→ **Exercise details**: In the material below, the lines containing the word "biyesheji" are required; copy each of them.

· · · · ·

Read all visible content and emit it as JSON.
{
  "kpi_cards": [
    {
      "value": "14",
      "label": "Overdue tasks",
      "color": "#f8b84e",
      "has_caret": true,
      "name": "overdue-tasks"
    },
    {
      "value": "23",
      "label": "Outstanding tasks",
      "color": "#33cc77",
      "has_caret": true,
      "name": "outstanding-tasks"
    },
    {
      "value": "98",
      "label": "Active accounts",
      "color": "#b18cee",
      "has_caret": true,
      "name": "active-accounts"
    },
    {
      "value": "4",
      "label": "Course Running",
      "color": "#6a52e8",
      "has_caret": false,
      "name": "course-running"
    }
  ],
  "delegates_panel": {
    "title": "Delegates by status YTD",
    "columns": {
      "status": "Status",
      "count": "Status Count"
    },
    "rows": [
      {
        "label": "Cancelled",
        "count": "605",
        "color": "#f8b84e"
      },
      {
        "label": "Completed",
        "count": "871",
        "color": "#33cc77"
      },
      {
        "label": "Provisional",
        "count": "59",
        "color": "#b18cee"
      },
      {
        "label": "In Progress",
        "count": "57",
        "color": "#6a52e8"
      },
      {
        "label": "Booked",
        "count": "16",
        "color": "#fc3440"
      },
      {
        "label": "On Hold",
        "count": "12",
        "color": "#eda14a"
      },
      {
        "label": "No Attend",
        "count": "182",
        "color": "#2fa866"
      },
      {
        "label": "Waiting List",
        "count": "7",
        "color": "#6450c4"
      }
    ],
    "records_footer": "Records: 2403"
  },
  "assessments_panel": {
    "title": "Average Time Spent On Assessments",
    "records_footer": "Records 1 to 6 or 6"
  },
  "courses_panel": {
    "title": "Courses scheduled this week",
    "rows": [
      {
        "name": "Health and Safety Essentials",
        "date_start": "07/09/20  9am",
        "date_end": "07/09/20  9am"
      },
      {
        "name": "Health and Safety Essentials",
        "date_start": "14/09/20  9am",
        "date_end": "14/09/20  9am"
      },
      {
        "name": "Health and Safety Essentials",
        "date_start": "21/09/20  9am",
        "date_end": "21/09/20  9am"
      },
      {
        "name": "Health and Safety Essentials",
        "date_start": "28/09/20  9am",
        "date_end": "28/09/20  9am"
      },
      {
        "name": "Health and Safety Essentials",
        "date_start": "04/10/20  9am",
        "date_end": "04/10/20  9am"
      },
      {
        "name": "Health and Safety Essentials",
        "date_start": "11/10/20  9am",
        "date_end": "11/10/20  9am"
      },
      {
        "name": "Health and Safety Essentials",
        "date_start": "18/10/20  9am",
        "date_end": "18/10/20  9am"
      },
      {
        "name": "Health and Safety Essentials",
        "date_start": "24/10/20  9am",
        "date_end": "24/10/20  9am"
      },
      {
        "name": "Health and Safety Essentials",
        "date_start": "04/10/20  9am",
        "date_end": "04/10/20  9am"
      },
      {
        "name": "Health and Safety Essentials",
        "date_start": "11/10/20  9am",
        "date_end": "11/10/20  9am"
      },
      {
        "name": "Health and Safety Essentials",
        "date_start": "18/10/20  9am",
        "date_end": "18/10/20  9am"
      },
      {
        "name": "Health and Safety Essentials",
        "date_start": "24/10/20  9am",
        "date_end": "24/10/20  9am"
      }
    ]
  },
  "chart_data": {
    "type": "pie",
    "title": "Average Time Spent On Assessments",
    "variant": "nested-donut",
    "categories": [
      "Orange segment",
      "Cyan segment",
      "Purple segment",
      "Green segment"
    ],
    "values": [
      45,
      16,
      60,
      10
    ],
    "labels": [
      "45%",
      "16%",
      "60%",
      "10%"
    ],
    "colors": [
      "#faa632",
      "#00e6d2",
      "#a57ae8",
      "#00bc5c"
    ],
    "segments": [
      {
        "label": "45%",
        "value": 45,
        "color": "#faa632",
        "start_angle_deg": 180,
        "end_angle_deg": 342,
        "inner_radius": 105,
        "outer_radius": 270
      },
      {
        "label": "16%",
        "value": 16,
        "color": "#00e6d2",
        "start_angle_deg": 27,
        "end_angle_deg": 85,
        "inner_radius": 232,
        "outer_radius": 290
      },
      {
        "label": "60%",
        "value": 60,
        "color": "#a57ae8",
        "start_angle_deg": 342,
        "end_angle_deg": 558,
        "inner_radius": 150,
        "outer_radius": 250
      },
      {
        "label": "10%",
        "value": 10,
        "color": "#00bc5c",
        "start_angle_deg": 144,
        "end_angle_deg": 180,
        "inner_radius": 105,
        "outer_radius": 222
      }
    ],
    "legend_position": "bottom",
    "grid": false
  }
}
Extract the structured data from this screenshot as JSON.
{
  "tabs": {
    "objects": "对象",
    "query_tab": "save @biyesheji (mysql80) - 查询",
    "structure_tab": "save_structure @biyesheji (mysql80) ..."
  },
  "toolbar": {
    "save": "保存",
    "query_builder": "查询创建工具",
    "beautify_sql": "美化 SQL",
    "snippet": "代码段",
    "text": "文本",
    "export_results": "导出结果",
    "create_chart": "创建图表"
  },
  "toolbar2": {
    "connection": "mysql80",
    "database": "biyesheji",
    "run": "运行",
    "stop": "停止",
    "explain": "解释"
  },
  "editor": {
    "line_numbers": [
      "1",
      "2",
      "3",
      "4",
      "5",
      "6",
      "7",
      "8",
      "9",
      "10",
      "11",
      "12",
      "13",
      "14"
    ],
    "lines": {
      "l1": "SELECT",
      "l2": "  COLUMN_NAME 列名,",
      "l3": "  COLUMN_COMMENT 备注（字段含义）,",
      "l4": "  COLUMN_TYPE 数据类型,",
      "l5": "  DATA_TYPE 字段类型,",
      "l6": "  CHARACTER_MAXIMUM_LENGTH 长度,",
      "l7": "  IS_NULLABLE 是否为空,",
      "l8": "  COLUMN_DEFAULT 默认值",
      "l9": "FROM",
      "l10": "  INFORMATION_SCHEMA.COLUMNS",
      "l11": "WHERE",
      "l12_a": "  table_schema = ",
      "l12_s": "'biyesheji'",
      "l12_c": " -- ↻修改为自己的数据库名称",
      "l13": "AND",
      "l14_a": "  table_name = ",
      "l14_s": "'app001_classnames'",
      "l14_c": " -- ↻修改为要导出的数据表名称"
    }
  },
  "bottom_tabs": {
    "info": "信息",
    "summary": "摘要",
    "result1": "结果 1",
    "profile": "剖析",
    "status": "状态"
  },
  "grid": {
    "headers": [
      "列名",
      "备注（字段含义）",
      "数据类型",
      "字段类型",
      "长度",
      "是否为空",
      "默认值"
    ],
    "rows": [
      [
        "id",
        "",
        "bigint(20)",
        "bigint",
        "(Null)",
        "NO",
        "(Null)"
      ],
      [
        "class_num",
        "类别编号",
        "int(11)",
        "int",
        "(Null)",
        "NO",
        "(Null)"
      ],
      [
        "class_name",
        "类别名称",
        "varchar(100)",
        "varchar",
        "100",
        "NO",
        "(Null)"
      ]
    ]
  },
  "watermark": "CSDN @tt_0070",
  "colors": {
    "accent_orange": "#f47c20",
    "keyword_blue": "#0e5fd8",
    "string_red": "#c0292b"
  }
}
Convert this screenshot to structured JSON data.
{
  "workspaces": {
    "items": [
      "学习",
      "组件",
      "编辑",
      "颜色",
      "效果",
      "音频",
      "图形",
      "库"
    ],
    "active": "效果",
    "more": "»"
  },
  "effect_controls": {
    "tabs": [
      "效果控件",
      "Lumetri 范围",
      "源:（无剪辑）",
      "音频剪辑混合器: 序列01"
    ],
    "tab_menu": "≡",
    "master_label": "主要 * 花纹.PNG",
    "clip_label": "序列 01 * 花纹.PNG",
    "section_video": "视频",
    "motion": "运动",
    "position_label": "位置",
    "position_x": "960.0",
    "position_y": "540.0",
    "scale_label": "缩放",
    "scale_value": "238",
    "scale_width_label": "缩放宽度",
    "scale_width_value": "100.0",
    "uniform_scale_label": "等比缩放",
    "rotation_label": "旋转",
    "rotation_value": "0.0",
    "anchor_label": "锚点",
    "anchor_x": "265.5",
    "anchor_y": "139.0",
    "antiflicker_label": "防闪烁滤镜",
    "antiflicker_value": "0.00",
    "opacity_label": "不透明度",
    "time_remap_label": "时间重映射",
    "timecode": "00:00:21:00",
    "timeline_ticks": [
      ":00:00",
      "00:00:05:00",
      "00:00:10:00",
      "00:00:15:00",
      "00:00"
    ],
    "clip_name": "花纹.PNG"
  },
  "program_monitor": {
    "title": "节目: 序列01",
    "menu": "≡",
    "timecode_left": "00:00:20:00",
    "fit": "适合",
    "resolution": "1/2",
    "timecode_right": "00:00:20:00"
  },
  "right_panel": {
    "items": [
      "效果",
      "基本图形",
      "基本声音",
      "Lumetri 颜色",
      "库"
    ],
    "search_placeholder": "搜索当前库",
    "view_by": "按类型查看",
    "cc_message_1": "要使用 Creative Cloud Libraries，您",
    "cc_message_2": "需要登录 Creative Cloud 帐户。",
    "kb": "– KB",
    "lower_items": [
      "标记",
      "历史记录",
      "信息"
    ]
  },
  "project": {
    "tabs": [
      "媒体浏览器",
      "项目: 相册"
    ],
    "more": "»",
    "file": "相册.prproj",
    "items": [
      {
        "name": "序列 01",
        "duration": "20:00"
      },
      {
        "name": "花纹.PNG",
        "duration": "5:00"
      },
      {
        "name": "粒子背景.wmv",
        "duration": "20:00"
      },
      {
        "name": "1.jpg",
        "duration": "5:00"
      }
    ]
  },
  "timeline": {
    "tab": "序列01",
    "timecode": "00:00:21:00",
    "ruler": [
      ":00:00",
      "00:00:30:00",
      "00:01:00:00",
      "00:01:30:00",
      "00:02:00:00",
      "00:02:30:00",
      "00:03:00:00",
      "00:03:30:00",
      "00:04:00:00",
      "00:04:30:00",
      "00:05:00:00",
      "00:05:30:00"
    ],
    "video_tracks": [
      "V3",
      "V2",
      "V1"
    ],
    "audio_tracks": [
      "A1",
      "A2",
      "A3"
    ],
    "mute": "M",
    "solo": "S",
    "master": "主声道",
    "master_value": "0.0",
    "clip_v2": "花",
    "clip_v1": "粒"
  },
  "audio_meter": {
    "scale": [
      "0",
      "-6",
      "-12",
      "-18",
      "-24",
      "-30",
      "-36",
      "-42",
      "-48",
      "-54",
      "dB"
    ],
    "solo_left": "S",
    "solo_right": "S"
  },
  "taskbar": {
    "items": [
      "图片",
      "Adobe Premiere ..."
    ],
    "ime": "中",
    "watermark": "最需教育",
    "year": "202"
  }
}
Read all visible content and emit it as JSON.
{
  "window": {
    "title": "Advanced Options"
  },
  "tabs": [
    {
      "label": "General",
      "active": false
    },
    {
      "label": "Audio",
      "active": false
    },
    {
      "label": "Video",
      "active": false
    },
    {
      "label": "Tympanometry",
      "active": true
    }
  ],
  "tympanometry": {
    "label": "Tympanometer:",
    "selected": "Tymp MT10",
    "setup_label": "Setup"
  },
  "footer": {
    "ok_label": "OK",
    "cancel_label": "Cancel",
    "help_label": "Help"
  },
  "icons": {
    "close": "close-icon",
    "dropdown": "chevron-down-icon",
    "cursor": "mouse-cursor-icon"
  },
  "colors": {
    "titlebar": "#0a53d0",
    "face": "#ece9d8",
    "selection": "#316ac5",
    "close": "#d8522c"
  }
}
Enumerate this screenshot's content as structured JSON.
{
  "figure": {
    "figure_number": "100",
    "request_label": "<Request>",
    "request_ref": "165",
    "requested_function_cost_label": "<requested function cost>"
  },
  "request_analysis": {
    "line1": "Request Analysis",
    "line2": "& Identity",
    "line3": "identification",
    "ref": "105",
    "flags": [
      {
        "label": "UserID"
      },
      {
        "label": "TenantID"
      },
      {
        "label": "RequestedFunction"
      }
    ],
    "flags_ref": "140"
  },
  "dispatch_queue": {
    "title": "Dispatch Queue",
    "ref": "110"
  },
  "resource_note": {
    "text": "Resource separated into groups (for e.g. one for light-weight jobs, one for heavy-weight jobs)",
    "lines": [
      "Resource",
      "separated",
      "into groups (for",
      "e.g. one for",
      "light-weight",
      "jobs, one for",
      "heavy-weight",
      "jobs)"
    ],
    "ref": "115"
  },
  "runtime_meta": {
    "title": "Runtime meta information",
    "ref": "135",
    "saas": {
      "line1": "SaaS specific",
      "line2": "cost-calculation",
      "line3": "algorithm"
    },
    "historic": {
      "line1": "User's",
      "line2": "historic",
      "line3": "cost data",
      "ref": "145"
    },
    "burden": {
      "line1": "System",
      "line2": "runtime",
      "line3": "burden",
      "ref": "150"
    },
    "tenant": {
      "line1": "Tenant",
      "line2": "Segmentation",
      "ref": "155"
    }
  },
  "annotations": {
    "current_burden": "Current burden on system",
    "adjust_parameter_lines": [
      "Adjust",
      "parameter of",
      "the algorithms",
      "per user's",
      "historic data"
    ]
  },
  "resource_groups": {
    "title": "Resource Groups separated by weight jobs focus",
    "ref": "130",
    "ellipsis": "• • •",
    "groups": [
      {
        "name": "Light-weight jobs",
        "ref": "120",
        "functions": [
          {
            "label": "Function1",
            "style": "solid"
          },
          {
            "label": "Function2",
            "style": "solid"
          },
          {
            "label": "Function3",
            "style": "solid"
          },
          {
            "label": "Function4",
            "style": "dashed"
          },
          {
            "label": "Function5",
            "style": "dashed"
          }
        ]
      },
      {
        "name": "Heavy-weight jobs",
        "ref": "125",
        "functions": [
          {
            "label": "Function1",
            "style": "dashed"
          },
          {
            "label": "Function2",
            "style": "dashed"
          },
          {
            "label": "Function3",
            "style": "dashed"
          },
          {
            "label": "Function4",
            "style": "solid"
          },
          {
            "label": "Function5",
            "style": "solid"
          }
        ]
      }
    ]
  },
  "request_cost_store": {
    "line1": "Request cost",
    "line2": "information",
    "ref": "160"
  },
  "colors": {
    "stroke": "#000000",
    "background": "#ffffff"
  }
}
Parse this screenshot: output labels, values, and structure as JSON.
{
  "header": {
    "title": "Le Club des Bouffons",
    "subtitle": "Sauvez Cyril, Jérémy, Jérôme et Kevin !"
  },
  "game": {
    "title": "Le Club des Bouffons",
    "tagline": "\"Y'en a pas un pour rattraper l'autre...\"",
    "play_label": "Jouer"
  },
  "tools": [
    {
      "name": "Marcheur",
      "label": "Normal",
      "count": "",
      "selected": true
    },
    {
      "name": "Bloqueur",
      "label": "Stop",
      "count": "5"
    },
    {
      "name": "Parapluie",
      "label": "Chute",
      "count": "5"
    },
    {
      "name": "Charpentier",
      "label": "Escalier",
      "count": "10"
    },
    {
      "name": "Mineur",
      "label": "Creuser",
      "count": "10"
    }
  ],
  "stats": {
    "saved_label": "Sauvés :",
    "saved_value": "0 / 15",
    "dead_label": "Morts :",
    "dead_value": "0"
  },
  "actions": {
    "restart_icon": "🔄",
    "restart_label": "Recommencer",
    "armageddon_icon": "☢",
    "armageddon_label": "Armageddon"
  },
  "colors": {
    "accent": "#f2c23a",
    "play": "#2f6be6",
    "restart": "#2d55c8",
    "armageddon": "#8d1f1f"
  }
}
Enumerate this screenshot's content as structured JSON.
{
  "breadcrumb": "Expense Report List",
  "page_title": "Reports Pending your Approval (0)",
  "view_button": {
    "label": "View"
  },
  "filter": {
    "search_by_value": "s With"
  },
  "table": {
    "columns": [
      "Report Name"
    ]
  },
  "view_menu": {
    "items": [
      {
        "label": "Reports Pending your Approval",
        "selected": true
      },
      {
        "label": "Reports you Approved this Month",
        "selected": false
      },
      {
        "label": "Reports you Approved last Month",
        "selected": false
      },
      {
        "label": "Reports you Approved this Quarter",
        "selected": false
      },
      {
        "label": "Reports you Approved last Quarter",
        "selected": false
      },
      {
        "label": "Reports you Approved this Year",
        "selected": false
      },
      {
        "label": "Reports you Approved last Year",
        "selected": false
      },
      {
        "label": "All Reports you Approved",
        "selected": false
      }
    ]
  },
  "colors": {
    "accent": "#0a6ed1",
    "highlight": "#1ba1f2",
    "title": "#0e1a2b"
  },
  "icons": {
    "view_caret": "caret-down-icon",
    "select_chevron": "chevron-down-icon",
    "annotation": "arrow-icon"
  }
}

· · · · ·

→ **Solution**:
    "query_tab": "save @biyesheji (mysql80) - 查询",
    "structure_tab": "save_structure @biyesheji (mysql80) ..."
    "database": "biyesheji",
      "l12_s": "'biyesheji'",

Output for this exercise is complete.